Look through the lines below and extract any with the word "value".
>> START SOURCE MATERIAL
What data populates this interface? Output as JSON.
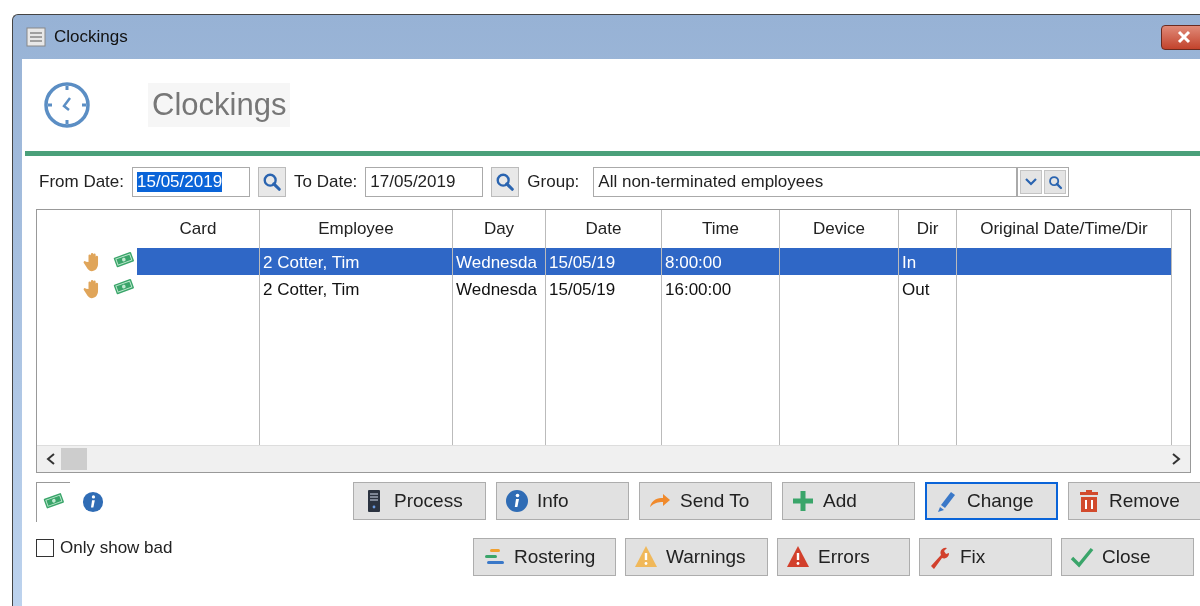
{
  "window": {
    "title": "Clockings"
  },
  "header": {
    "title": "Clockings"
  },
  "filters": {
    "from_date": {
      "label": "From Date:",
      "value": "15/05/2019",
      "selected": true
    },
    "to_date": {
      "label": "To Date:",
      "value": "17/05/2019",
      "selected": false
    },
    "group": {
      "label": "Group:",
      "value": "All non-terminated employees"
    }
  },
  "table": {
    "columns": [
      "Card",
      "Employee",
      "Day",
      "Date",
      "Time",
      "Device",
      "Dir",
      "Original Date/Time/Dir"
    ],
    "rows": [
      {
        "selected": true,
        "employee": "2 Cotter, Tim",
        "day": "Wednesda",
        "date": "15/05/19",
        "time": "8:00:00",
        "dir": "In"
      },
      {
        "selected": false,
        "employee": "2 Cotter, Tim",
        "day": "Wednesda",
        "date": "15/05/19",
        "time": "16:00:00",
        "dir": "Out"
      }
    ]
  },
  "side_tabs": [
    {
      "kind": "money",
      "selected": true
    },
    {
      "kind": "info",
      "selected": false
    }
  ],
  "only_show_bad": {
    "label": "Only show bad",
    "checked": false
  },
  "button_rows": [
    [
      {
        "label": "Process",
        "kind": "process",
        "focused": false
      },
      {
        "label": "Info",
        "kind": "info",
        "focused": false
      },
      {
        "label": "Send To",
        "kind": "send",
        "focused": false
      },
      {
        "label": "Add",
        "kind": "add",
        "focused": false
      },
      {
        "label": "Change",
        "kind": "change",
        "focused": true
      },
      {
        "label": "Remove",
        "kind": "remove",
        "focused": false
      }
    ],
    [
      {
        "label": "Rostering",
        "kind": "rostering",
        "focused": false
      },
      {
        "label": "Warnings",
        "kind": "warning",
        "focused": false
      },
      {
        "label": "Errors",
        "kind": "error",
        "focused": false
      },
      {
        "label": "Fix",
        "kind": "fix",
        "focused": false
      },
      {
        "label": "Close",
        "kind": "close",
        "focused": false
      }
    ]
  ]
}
>> END SOURCE MATERIAL
§ **CORRECT OUTPUT**
      "value": "15/05/2019",
      "value": "17/05/2019",
      "value": "All non-terminated employees"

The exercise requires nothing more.